*Work to be completed*
Report the number of lines in these entries that contain "grow". Write only the number.
[BEGIN Data in this exercise]
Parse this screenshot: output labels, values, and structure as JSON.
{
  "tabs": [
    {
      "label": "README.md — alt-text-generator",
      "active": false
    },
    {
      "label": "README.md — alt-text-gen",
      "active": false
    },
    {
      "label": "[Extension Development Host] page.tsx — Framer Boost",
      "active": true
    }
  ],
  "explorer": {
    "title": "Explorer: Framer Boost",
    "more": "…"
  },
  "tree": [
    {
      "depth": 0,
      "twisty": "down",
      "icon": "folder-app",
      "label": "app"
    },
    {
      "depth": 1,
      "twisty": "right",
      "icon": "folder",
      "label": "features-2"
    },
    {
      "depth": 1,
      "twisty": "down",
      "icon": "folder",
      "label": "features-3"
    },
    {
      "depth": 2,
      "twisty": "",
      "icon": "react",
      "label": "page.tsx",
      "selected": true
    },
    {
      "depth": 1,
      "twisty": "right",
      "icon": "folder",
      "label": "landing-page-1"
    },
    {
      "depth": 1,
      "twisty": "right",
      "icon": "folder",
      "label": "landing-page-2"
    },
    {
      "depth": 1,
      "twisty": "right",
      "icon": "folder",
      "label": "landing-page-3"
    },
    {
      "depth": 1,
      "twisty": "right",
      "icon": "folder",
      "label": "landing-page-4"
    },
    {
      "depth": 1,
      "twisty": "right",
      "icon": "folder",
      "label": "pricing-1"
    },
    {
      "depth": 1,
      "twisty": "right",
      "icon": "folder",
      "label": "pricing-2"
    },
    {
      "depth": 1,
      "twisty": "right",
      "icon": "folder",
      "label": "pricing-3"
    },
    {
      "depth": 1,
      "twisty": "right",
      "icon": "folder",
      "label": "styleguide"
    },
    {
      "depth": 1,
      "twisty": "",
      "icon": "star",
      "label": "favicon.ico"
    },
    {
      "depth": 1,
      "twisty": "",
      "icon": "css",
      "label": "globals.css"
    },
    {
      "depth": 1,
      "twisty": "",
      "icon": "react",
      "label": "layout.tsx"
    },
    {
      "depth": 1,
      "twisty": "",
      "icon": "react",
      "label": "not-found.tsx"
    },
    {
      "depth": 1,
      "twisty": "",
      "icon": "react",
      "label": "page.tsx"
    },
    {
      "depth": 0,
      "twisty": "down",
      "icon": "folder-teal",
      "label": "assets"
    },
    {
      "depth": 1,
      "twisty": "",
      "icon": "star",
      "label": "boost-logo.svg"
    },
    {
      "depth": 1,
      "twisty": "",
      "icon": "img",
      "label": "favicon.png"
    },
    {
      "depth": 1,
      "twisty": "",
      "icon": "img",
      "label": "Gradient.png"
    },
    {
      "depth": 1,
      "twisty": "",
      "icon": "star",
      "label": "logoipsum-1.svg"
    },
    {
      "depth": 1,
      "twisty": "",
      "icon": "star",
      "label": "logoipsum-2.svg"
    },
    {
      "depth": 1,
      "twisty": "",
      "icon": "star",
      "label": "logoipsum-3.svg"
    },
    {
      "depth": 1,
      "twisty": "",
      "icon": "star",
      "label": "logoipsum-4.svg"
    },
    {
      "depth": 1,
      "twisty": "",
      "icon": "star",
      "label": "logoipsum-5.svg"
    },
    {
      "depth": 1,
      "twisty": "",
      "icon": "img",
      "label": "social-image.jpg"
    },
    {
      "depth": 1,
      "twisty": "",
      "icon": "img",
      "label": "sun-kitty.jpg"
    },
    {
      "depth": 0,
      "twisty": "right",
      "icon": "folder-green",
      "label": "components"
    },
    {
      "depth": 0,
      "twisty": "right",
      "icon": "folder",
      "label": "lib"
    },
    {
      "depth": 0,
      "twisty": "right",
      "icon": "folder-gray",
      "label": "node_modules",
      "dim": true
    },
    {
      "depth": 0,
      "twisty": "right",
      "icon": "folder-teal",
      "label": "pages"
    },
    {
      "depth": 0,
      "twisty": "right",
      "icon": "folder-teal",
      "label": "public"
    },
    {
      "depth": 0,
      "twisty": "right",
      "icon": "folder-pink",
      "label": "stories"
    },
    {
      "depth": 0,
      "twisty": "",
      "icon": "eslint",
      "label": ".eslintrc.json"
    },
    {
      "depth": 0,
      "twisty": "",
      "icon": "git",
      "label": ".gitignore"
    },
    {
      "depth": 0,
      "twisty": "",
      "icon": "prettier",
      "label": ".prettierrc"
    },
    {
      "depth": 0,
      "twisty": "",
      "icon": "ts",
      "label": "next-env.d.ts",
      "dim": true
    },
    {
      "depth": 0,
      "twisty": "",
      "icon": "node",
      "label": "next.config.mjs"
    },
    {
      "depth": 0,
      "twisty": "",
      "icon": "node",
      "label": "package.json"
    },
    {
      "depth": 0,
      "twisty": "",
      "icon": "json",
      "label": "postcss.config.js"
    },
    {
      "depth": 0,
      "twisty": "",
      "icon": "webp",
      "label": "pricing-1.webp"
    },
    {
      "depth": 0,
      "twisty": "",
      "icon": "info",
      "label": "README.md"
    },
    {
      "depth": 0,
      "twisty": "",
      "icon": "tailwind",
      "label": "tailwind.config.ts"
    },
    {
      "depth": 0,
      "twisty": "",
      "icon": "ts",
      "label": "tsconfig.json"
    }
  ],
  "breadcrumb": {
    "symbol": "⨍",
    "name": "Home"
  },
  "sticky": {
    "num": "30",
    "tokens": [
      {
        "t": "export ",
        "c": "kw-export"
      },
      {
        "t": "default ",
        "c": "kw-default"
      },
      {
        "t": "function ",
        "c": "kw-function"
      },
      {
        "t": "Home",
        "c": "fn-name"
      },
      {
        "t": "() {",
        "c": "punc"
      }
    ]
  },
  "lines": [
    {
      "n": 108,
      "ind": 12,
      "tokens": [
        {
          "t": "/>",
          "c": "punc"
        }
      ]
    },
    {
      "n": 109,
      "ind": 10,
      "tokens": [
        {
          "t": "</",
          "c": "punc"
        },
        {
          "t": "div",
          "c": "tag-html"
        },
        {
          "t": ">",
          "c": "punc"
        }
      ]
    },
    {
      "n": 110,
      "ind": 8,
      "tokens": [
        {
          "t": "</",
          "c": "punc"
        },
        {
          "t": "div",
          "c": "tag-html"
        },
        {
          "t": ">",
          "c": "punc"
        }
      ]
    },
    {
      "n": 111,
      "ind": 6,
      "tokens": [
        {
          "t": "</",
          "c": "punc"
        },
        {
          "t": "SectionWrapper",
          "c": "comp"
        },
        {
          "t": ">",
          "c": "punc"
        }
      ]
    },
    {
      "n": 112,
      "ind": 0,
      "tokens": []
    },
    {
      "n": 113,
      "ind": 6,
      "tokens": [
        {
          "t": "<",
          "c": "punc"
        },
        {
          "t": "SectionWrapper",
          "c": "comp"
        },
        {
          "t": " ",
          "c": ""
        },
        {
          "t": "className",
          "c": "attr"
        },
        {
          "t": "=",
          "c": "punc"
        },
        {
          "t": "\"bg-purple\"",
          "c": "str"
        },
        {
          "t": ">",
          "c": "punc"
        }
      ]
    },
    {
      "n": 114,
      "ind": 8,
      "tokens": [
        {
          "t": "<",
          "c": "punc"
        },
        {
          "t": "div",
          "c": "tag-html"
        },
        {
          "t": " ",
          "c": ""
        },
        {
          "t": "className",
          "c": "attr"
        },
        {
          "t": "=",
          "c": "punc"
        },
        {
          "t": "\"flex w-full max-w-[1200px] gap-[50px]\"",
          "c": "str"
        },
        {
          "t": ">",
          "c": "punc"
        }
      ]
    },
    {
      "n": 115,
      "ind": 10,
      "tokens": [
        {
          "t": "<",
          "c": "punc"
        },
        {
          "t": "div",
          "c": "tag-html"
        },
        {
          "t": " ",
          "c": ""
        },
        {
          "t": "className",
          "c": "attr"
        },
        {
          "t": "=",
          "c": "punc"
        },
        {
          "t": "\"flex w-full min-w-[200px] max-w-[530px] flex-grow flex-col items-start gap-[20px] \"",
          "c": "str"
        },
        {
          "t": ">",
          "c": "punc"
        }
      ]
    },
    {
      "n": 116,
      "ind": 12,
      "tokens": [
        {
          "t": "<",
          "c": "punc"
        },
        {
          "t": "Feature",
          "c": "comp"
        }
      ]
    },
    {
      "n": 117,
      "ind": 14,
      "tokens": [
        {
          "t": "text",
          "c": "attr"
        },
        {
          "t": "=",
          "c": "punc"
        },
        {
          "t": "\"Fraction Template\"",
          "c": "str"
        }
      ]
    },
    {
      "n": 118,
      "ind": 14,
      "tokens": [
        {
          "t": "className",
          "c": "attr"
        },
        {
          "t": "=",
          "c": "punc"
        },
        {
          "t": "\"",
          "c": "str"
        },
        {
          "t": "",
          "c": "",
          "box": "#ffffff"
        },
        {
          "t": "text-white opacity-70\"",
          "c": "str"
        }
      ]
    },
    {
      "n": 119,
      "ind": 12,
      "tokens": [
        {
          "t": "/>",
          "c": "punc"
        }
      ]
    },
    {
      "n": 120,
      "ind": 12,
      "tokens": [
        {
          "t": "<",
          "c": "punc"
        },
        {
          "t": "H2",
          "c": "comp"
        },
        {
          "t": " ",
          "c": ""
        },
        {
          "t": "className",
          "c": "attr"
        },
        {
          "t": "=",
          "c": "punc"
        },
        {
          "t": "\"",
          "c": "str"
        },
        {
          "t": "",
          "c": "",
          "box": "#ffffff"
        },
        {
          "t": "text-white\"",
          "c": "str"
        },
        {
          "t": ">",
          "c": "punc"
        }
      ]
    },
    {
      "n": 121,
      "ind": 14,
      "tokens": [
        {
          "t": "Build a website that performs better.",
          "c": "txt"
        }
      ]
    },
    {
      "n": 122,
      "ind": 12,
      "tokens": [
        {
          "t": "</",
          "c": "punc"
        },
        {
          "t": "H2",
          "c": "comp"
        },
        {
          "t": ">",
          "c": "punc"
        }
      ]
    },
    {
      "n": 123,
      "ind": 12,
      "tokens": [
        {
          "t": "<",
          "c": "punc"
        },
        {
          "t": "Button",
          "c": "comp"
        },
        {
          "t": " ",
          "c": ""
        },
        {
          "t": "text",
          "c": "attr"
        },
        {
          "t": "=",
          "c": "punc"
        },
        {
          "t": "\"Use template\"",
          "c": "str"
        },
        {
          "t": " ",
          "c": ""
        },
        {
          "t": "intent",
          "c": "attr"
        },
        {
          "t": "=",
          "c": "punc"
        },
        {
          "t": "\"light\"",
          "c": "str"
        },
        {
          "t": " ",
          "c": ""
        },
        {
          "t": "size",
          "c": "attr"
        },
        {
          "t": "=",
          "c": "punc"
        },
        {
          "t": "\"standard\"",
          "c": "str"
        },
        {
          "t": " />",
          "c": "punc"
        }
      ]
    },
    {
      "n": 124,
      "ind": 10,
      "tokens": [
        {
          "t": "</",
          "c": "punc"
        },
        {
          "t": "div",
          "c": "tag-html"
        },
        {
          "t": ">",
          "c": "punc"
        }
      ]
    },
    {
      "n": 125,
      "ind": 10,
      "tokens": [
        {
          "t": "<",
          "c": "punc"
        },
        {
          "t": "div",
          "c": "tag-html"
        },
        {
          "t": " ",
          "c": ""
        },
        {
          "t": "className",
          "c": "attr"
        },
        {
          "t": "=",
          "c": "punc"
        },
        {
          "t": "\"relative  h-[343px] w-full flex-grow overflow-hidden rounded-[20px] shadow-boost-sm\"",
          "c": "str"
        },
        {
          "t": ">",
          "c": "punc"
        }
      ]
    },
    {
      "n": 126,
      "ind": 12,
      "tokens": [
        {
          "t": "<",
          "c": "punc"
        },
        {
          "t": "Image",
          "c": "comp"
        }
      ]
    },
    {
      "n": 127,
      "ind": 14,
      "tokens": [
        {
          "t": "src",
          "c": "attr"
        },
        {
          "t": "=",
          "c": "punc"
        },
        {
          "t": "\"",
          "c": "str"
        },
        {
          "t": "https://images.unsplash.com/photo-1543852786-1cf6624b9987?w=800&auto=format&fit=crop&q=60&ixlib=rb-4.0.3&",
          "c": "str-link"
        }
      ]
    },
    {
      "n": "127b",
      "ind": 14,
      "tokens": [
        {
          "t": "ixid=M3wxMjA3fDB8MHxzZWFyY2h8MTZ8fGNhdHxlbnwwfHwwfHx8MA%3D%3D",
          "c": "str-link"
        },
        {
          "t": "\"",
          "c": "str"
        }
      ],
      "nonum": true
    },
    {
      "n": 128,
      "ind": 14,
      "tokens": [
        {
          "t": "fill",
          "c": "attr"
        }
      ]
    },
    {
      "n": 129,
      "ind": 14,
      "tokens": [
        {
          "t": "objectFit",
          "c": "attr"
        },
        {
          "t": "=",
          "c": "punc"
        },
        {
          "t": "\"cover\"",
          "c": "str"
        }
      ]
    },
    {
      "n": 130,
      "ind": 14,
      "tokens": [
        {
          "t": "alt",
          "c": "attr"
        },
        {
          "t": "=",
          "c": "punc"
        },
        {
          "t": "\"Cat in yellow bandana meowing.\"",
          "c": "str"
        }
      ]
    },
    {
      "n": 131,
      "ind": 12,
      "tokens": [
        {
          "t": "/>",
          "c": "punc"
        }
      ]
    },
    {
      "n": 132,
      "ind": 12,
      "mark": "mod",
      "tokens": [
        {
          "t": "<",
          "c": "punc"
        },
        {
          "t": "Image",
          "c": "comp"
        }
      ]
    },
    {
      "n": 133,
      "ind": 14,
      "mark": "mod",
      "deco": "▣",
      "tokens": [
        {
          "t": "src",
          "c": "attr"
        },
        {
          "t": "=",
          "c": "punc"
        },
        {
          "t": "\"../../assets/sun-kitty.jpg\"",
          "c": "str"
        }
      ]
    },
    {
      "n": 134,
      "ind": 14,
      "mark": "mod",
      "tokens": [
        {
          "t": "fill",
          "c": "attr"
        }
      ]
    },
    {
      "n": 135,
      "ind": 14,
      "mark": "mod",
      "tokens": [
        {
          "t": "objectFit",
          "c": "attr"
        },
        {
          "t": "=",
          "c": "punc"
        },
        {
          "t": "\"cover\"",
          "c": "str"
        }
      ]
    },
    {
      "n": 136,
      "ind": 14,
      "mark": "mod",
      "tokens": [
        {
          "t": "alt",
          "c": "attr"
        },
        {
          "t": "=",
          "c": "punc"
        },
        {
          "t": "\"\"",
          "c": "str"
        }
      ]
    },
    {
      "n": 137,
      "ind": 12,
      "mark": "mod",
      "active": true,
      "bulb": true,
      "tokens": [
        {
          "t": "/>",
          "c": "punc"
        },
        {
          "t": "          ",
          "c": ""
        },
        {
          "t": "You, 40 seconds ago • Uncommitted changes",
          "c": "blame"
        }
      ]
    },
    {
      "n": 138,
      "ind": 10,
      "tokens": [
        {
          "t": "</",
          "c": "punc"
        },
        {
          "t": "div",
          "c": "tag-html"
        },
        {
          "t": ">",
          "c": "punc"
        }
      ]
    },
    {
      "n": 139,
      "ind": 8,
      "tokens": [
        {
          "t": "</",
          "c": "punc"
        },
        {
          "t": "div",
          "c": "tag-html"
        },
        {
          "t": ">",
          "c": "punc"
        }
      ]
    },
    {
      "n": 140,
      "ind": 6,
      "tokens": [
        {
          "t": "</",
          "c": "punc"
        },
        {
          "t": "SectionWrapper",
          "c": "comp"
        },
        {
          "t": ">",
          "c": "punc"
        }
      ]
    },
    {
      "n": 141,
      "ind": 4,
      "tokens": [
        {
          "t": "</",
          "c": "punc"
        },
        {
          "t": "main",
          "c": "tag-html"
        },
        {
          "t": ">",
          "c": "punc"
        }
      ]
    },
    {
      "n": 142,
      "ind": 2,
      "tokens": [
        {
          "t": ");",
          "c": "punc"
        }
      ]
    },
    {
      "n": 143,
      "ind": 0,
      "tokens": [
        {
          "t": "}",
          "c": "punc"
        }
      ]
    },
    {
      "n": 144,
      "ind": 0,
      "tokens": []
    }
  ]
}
[END Data in this exercise]
*Completed task*
2